**What you have to do**
Tally the lines holding the word "LastFrame" and state the count by itself.

*****

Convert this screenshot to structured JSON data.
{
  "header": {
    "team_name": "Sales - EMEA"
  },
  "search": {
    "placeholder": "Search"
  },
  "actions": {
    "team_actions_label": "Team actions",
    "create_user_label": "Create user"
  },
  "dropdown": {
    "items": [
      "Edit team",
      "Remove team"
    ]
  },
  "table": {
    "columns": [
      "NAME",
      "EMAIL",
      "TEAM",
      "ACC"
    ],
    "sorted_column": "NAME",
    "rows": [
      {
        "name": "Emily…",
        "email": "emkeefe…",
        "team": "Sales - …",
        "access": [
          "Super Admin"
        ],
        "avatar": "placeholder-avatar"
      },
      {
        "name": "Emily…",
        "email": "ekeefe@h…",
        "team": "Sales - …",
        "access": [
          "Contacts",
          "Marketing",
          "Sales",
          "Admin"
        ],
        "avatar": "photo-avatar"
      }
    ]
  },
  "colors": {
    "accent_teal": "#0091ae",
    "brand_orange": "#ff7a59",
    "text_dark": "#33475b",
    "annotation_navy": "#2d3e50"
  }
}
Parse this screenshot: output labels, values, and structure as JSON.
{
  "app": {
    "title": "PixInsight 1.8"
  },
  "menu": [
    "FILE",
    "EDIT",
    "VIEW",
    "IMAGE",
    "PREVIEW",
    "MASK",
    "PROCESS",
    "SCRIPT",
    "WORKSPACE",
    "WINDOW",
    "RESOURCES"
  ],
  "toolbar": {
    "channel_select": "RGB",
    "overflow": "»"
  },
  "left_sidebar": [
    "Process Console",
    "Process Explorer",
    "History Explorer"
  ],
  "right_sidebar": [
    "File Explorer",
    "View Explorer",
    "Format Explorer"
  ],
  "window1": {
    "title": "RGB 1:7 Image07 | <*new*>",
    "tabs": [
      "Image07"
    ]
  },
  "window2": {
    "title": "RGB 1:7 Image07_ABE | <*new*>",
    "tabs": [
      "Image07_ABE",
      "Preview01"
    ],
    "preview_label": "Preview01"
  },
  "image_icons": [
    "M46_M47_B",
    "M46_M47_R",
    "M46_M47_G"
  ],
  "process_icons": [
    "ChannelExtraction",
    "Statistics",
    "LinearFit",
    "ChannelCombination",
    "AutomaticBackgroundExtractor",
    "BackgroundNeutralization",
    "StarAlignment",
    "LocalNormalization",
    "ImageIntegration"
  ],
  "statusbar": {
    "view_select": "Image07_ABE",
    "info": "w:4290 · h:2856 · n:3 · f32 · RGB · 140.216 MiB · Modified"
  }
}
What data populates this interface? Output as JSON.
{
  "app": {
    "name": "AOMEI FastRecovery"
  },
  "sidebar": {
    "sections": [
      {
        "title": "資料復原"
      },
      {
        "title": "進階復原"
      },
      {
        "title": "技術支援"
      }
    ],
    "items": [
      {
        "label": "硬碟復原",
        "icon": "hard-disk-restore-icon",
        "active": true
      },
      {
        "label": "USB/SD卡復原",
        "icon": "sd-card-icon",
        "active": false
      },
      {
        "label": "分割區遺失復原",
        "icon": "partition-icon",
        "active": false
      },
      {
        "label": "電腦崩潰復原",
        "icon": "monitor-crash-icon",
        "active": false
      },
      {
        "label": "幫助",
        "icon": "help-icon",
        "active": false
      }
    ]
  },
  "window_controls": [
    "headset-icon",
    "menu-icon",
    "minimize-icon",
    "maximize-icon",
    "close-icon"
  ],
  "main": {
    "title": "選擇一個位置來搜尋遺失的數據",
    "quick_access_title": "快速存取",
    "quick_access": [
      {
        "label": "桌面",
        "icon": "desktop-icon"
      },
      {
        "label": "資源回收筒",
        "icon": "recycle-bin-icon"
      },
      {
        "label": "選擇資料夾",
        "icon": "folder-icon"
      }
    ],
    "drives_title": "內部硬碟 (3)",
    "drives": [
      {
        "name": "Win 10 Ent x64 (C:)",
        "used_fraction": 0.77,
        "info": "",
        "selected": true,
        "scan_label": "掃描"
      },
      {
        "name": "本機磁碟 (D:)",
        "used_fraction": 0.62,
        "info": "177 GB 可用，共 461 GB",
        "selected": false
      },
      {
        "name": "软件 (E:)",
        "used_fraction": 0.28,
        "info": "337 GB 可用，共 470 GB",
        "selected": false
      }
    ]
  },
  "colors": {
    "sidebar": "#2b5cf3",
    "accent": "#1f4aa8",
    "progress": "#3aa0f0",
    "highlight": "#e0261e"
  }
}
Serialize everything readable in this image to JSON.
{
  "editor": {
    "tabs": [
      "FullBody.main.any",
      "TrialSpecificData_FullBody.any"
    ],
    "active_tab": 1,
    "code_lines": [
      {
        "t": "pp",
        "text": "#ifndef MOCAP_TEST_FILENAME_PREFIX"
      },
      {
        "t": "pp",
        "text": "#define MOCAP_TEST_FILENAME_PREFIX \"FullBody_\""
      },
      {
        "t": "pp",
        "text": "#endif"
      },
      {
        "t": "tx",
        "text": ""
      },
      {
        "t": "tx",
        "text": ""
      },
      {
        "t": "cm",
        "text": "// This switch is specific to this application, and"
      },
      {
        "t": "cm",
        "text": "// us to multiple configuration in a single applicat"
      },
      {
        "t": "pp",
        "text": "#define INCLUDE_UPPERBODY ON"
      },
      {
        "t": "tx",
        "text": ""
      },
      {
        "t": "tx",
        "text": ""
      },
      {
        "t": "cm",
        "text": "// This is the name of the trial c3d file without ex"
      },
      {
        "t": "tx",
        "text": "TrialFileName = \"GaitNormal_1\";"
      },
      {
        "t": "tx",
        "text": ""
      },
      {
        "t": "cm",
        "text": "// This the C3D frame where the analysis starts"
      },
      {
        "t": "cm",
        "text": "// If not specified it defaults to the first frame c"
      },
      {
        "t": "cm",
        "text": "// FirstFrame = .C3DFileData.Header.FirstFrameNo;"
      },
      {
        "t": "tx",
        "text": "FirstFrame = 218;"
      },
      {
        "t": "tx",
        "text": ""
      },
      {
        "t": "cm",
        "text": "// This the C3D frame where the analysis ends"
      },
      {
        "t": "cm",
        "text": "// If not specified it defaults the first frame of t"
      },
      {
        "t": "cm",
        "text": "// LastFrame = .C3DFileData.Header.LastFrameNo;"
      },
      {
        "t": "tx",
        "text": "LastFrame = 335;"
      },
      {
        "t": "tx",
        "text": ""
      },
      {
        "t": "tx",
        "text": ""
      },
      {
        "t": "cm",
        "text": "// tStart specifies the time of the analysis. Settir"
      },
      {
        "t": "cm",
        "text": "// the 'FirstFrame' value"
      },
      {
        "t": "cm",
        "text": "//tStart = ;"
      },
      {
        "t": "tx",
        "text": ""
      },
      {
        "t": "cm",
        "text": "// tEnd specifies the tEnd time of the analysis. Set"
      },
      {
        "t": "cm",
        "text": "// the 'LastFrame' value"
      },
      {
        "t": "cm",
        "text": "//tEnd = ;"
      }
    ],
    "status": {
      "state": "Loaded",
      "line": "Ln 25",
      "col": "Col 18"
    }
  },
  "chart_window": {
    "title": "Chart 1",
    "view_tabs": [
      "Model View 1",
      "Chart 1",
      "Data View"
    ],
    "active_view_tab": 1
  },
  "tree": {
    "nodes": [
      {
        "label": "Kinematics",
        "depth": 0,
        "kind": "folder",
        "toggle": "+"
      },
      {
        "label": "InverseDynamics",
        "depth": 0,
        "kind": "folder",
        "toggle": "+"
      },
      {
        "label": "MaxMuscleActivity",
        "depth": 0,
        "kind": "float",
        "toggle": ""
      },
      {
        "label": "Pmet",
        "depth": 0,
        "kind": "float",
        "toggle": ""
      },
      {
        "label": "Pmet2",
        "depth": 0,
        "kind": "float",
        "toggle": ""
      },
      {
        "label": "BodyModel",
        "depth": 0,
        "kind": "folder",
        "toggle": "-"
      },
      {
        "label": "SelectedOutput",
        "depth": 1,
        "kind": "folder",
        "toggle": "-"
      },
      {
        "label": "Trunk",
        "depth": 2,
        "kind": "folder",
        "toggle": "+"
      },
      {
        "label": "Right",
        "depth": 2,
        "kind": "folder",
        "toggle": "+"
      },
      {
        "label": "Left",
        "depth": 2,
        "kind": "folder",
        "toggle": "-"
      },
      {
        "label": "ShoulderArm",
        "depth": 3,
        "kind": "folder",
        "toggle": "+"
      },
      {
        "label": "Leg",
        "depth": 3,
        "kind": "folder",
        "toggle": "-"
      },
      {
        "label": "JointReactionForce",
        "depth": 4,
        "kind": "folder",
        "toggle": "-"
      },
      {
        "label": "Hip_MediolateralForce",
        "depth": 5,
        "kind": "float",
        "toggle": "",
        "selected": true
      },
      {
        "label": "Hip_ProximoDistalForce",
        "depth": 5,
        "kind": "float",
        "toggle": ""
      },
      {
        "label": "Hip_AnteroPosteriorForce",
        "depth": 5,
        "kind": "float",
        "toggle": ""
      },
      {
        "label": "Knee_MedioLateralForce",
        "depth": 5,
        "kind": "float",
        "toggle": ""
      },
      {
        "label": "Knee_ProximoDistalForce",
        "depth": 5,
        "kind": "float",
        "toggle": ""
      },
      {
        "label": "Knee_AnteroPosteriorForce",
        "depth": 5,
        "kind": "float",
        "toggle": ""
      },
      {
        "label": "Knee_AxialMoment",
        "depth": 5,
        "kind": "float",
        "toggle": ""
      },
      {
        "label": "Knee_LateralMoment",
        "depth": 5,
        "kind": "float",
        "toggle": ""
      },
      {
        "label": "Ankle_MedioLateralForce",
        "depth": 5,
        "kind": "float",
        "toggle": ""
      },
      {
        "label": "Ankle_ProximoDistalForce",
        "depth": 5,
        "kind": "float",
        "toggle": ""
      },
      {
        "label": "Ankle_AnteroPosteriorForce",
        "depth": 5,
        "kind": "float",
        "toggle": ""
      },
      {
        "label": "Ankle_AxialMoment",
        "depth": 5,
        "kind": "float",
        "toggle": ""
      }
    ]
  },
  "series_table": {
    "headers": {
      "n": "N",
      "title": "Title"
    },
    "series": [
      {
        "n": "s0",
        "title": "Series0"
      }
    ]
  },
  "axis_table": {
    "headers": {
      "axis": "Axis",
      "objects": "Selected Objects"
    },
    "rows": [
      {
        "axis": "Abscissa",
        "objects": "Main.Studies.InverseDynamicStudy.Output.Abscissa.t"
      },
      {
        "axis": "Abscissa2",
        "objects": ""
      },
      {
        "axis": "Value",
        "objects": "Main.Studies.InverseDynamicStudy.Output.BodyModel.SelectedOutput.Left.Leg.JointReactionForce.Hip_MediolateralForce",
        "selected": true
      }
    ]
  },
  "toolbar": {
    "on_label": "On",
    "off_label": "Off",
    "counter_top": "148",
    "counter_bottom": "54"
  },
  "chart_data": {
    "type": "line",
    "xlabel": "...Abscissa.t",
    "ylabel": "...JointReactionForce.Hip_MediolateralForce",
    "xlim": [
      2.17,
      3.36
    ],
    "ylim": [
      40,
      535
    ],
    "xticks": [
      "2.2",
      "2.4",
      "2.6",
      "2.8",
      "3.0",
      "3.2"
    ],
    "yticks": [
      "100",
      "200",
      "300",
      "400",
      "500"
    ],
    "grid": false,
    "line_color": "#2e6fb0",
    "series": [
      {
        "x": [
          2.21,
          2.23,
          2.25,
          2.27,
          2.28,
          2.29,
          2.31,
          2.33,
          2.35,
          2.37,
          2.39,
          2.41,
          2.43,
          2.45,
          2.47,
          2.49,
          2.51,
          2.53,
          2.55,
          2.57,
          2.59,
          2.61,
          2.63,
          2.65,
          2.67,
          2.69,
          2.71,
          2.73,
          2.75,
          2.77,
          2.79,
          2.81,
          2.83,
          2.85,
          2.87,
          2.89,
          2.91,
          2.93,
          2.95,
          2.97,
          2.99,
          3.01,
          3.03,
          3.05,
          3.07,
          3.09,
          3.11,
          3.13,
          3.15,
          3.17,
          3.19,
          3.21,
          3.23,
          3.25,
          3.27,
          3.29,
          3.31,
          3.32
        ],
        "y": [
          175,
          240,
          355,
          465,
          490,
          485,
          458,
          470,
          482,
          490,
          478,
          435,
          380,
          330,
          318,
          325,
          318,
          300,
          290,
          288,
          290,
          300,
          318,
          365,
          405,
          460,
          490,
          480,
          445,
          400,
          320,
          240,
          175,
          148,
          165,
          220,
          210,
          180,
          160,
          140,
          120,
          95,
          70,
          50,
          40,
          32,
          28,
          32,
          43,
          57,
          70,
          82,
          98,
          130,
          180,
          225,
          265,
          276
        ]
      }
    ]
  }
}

*****

**Task answer**
3